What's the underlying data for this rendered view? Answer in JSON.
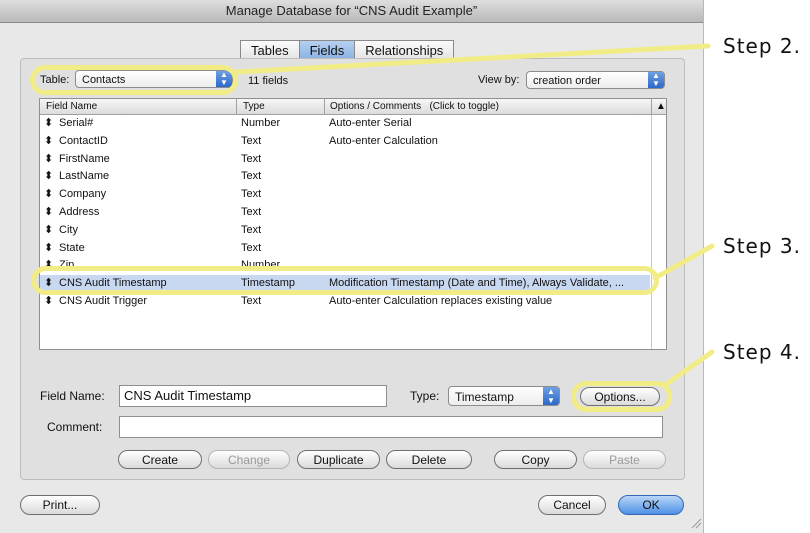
{
  "window": {
    "title": "Manage Database for “CNS Audit Example”"
  },
  "tabs": [
    {
      "label": "Tables"
    },
    {
      "label": "Fields"
    },
    {
      "label": "Relationships"
    }
  ],
  "table_selector": {
    "label": "Table:",
    "value": "Contacts",
    "count": "11 fields"
  },
  "view_by": {
    "label": "View by:",
    "value": "creation order"
  },
  "columns": {
    "name": "Field Name",
    "type": "Type",
    "options": "Options / Comments   (Click to toggle)"
  },
  "fields": [
    {
      "name": "Serial#",
      "type": "Number",
      "options": "Auto-enter Serial"
    },
    {
      "name": "ContactID",
      "type": "Text",
      "options": "Auto-enter Calculation"
    },
    {
      "name": "FirstName",
      "type": "Text",
      "options": ""
    },
    {
      "name": "LastName",
      "type": "Text",
      "options": ""
    },
    {
      "name": "Company",
      "type": "Text",
      "options": ""
    },
    {
      "name": "Address",
      "type": "Text",
      "options": ""
    },
    {
      "name": "City",
      "type": "Text",
      "options": ""
    },
    {
      "name": "State",
      "type": "Text",
      "options": ""
    },
    {
      "name": "Zip",
      "type": "Number",
      "options": ""
    },
    {
      "name": "CNS Audit Timestamp",
      "type": "Timestamp",
      "options": "Modification Timestamp (Date and Time), Always Validate, ...",
      "selected": true
    },
    {
      "name": "CNS Audit Trigger",
      "type": "Text",
      "options": "Auto-enter Calculation replaces existing value"
    }
  ],
  "editor": {
    "field_name_label": "Field Name:",
    "field_name_value": "CNS Audit Timestamp",
    "type_label": "Type:",
    "type_value": "Timestamp",
    "options_button": "Options...",
    "comment_label": "Comment:",
    "comment_value": ""
  },
  "actions": {
    "create": "Create",
    "change": "Change",
    "duplicate": "Duplicate",
    "delete": "Delete",
    "copy": "Copy",
    "paste": "Paste"
  },
  "footer": {
    "print": "Print...",
    "cancel": "Cancel",
    "ok": "OK"
  },
  "annotations": {
    "step2": "Step 2.",
    "step3": "Step 3.",
    "step4": "Step 4."
  },
  "colors": {
    "highlight": "#f2ec87",
    "selection": "#c8d8f1",
    "accent": "#4e90e6"
  }
}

> [Exercise]: Quote the entries in full. Any image among them is to be omitted from the copy.

> [Expected output]:
What's the underlying data for this rendered view? Answer in JSON.
{
  "window": {
    "title": "Manage Database for “CNS Audit Example”"
  },
  "tabs": [
    {
      "label": "Tables"
    },
    {
      "label": "Fields"
    },
    {
      "label": "Relationships"
    }
  ],
  "table_selector": {
    "label": "Table:",
    "value": "Contacts",
    "count": "11 fields"
  },
  "view_by": {
    "label": "View by:",
    "value": "creation order"
  },
  "columns": {
    "name": "Field Name",
    "type": "Type",
    "options": "Options / Comments   (Click to toggle)"
  },
  "fields": [
    {
      "name": "Serial#",
      "type": "Number",
      "options": "Auto-enter Serial"
    },
    {
      "name": "ContactID",
      "type": "Text",
      "options": "Auto-enter Calculation"
    },
    {
      "name": "FirstName",
      "type": "Text",
      "options": ""
    },
    {
      "name": "LastName",
      "type": "Text",
      "options": ""
    },
    {
      "name": "Company",
      "type": "Text",
      "options": ""
    },
    {
      "name": "Address",
      "type": "Text",
      "options": ""
    },
    {
      "name": "City",
      "type": "Text",
      "options": ""
    },
    {
      "name": "State",
      "type": "Text",
      "options": ""
    },
    {
      "name": "Zip",
      "type": "Number",
      "options": ""
    },
    {
      "name": "CNS Audit Timestamp",
      "type": "Timestamp",
      "options": "Modification Timestamp (Date and Time), Always Validate, ...",
      "selected": true
    },
    {
      "name": "CNS Audit Trigger",
      "type": "Text",
      "options": "Auto-enter Calculation replaces existing value"
    }
  ],
  "editor": {
    "field_name_label": "Field Name:",
    "field_name_value": "CNS Audit Timestamp",
    "type_label": "Type:",
    "type_value": "Timestamp",
    "options_button": "Options...",
    "comment_label": "Comment:",
    "comment_value": ""
  },
  "actions": {
    "create": "Create",
    "change": "Change",
    "duplicate": "Duplicate",
    "delete": "Delete",
    "copy": "Copy",
    "paste": "Paste"
  },
  "footer": {
    "print": "Print...",
    "cancel": "Cancel",
    "ok": "OK"
  },
  "annotations": {
    "step2": "Step 2.",
    "step3": "Step 3.",
    "step4": "Step 4."
  },
  "colors": {
    "highlight": "#f2ec87",
    "selection": "#c8d8f1",
    "accent": "#4e90e6"
  }
}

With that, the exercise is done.